### What is being asked
Return all the data, word for word.

┌────────

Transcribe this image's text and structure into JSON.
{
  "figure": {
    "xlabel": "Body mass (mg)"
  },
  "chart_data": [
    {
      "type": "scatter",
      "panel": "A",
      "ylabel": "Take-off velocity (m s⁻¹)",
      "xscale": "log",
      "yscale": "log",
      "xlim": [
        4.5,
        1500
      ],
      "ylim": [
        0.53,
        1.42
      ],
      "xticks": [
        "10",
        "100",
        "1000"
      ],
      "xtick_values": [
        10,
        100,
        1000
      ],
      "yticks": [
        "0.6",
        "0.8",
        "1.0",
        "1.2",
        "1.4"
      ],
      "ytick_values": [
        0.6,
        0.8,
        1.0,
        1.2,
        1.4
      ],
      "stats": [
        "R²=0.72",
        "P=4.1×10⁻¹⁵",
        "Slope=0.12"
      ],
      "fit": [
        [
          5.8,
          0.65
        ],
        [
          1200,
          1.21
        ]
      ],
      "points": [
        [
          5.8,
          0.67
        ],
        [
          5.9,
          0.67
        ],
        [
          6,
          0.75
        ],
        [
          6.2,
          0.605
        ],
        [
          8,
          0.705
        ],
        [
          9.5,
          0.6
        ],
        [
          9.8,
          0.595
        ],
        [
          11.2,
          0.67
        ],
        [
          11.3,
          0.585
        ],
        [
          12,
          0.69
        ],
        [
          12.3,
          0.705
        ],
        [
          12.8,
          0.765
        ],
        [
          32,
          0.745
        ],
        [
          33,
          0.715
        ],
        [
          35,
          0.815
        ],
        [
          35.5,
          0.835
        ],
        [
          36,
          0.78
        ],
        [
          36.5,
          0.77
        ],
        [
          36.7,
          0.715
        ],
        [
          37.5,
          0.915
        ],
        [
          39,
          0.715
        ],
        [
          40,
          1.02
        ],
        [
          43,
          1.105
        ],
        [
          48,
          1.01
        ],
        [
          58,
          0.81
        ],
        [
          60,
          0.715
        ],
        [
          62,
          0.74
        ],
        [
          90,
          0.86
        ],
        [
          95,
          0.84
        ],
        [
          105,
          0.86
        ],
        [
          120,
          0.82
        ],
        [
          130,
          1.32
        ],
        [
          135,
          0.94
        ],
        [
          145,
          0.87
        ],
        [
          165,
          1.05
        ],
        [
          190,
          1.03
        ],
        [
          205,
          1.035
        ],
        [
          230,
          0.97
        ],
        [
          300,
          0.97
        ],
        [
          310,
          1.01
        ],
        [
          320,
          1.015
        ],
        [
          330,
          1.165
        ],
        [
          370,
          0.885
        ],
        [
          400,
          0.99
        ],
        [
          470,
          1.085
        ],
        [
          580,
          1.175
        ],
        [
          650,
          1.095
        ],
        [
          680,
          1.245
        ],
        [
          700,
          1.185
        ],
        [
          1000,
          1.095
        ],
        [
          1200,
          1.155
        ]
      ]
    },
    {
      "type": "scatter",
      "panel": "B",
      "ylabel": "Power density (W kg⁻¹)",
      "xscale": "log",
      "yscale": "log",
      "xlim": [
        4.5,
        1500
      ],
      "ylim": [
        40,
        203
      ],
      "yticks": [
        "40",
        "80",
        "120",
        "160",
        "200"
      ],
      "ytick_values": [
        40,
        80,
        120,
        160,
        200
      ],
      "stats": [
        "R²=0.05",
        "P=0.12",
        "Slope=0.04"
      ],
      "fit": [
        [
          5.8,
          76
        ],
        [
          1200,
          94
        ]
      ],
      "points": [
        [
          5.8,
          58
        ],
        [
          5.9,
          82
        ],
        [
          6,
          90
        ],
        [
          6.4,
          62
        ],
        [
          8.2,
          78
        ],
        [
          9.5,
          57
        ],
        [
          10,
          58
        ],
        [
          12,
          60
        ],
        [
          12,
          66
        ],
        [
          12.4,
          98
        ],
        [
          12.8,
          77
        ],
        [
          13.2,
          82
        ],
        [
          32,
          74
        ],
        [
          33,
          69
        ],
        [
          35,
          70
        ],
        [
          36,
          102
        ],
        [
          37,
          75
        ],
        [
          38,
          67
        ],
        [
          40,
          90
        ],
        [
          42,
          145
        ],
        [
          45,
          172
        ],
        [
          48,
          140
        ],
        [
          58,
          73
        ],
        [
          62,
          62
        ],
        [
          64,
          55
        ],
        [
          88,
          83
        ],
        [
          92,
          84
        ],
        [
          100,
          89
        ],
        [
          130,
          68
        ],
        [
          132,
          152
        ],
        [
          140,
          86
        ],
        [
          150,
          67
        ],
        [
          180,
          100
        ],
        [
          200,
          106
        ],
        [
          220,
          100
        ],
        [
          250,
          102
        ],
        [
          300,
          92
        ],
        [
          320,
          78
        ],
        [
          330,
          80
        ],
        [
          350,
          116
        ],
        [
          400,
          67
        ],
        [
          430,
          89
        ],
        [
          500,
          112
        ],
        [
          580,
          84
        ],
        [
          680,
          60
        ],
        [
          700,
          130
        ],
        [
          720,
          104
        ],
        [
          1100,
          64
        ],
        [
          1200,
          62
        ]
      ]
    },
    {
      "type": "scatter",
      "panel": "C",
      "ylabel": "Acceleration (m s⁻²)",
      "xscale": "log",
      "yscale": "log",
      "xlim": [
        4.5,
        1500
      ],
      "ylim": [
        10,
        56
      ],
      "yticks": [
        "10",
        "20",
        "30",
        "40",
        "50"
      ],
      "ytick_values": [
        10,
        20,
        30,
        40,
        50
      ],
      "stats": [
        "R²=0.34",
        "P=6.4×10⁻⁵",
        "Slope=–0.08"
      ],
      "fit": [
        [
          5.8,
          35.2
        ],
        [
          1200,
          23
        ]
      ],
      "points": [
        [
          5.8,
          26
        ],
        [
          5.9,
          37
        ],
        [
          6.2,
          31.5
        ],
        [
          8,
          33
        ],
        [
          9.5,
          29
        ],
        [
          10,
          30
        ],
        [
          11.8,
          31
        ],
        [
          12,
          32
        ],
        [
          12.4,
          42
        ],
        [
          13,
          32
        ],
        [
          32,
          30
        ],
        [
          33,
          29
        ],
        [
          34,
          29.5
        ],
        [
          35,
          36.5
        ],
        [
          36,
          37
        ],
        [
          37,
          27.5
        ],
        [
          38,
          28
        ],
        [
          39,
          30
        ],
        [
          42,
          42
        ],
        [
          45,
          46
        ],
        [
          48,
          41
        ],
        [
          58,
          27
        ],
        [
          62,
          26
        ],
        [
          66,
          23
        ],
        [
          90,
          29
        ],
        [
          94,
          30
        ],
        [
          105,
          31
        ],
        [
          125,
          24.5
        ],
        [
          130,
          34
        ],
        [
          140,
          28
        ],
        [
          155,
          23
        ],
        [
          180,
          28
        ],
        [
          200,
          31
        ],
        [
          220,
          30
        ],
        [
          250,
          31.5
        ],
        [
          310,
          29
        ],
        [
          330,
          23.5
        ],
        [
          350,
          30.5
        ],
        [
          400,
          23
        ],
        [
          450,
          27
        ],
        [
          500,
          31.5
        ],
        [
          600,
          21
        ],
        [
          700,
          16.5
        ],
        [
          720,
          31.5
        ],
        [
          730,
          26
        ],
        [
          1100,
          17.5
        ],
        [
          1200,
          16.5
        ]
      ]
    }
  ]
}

└────────

### Output of the exercise
Transcribe this image's text and structure into JSON.
{
  "figure": {
    "xlabel": "Body mass (mg)"
  },
  "chart_data": [
    {
      "type": "scatter",
      "panel": "A",
      "ylabel": "Take-off velocity (m s⁻¹)",
      "xscale": "log",
      "yscale": "log",
      "xlim": [
        4.5,
        1500
      ],
      "ylim": [
        0.53,
        1.42
      ],
      "xticks": [
        "10",
        "100",
        "1000"
      ],
      "xtick_values": [
        10,
        100,
        1000
      ],
      "yticks": [
        "0.6",
        "0.8",
        "1.0",
        "1.2",
        "1.4"
      ],
      "ytick_values": [
        0.6,
        0.8,
        1.0,
        1.2,
        1.4
      ],
      "stats": [
        "R²=0.72",
        "P=4.1×10⁻¹⁵",
        "Slope=0.12"
      ],
      "fit": [
        [
          5.8,
          0.65
        ],
        [
          1200,
          1.21
        ]
      ],
      "points": [
        [
          5.8,
          0.67
        ],
        [
          5.9,
          0.67
        ],
        [
          6,
          0.75
        ],
        [
          6.2,
          0.605
        ],
        [
          8,
          0.705
        ],
        [
          9.5,
          0.6
        ],
        [
          9.8,
          0.595
        ],
        [
          11.2,
          0.67
        ],
        [
          11.3,
          0.585
        ],
        [
          12,
          0.69
        ],
        [
          12.3,
          0.705
        ],
        [
          12.8,
          0.765
        ],
        [
          32,
          0.745
        ],
        [
          33,
          0.715
        ],
        [
          35,
          0.815
        ],
        [
          35.5,
          0.835
        ],
        [
          36,
          0.78
        ],
        [
          36.5,
          0.77
        ],
        [
          36.7,
          0.715
        ],
        [
          37.5,
          0.915
        ],
        [
          39,
          0.715
        ],
        [
          40,
          1.02
        ],
        [
          43,
          1.105
        ],
        [
          48,
          1.01
        ],
        [
          58,
          0.81
        ],
        [
          60,
          0.715
        ],
        [
          62,
          0.74
        ],
        [
          90,
          0.86
        ],
        [
          95,
          0.84
        ],
        [
          105,
          0.86
        ],
        [
          120,
          0.82
        ],
        [
          130,
          1.32
        ],
        [
          135,
          0.94
        ],
        [
          145,
          0.87
        ],
        [
          165,
          1.05
        ],
        [
          190,
          1.03
        ],
        [
          205,
          1.035
        ],
        [
          230,
          0.97
        ],
        [
          300,
          0.97
        ],
        [
          310,
          1.01
        ],
        [
          320,
          1.015
        ],
        [
          330,
          1.165
        ],
        [
          370,
          0.885
        ],
        [
          400,
          0.99
        ],
        [
          470,
          1.085
        ],
        [
          580,
          1.175
        ],
        [
          650,
          1.095
        ],
        [
          680,
          1.245
        ],
        [
          700,
          1.185
        ],
        [
          1000,
          1.095
        ],
        [
          1200,
          1.155
        ]
      ]
    },
    {
      "type": "scatter",
      "panel": "B",
      "ylabel": "Power density (W kg⁻¹)",
      "xscale": "log",
      "yscale": "log",
      "xlim": [
        4.5,
        1500
      ],
      "ylim": [
        40,
        203
      ],
      "yticks": [
        "40",
        "80",
        "120",
        "160",
        "200"
      ],
      "ytick_values": [
        40,
        80,
        120,
        160,
        200
      ],
      "stats": [
        "R²=0.05",
        "P=0.12",
        "Slope=0.04"
      ],
      "fit": [
        [
          5.8,
          76
        ],
        [
          1200,
          94
        ]
      ],
      "points": [
        [
          5.8,
          58
        ],
        [
          5.9,
          82
        ],
        [
          6,
          90
        ],
        [
          6.4,
          62
        ],
        [
          8.2,
          78
        ],
        [
          9.5,
          57
        ],
        [
          10,
          58
        ],
        [
          12,
          60
        ],
        [
          12,
          66
        ],
        [
          12.4,
          98
        ],
        [
          12.8,
          77
        ],
        [
          13.2,
          82
        ],
        [
          32,
          74
        ],
        [
          33,
          69
        ],
        [
          35,
          70
        ],
        [
          36,
          102
        ],
        [
          37,
          75
        ],
        [
          38,
          67
        ],
        [
          40,
          90
        ],
        [
          42,
          145
        ],
        [
          45,
          172
        ],
        [
          48,
          140
        ],
        [
          58,
          73
        ],
        [
          62,
          62
        ],
        [
          64,
          55
        ],
        [
          88,
          83
        ],
        [
          92,
          84
        ],
        [
          100,
          89
        ],
        [
          130,
          68
        ],
        [
          132,
          152
        ],
        [
          140,
          86
        ],
        [
          150,
          67
        ],
        [
          180,
          100
        ],
        [
          200,
          106
        ],
        [
          220,
          100
        ],
        [
          250,
          102
        ],
        [
          300,
          92
        ],
        [
          320,
          78
        ],
        [
          330,
          80
        ],
        [
          350,
          116
        ],
        [
          400,
          67
        ],
        [
          430,
          89
        ],
        [
          500,
          112
        ],
        [
          580,
          84
        ],
        [
          680,
          60
        ],
        [
          700,
          130
        ],
        [
          720,
          104
        ],
        [
          1100,
          64
        ],
        [
          1200,
          62
        ]
      ]
    },
    {
      "type": "scatter",
      "panel": "C",
      "ylabel": "Acceleration (m s⁻²)",
      "xscale": "log",
      "yscale": "log",
      "xlim": [
        4.5,
        1500
      ],
      "ylim": [
        10,
        56
      ],
      "yticks": [
        "10",
        "20",
        "30",
        "40",
        "50"
      ],
      "ytick_values": [
        10,
        20,
        30,
        40,
        50
      ],
      "stats": [
        "R²=0.34",
        "P=6.4×10⁻⁵",
        "Slope=–0.08"
      ],
      "fit": [
        [
          5.8,
          35.2
        ],
        [
          1200,
          23
        ]
      ],
      "points": [
        [
          5.8,
          26
        ],
        [
          5.9,
          37
        ],
        [
          6.2,
          31.5
        ],
        [
          8,
          33
        ],
        [
          9.5,
          29
        ],
        [
          10,
          30
        ],
        [
          11.8,
          31
        ],
        [
          12,
          32
        ],
        [
          12.4,
          42
        ],
        [
          13,
          32
        ],
        [
          32,
          30
        ],
        [
          33,
          29
        ],
        [
          34,
          29.5
        ],
        [
          35,
          36.5
        ],
        [
          36,
          37
        ],
        [
          37,
          27.5
        ],
        [
          38,
          28
        ],
        [
          39,
          30
        ],
        [
          42,
          42
        ],
        [
          45,
          46
        ],
        [
          48,
          41
        ],
        [
          58,
          27
        ],
        [
          62,
          26
        ],
        [
          66,
          23
        ],
        [
          90,
          29
        ],
        [
          94,
          30
        ],
        [
          105,
          31
        ],
        [
          125,
          24.5
        ],
        [
          130,
          34
        ],
        [
          140,
          28
        ],
        [
          155,
          23
        ],
        [
          180,
          28
        ],
        [
          200,
          31
        ],
        [
          220,
          30
        ],
        [
          250,
          31.5
        ],
        [
          310,
          29
        ],
        [
          330,
          23.5
        ],
        [
          350,
          30.5
        ],
        [
          400,
          23
        ],
        [
          450,
          27
        ],
        [
          500,
          31.5
        ],
        [
          600,
          21
        ],
        [
          700,
          16.5
        ],
        [
          720,
          31.5
        ],
        [
          730,
          26
        ],
        [
          1100,
          17.5
        ],
        [
          1200,
          16.5
        ]
      ]
    }
  ]
}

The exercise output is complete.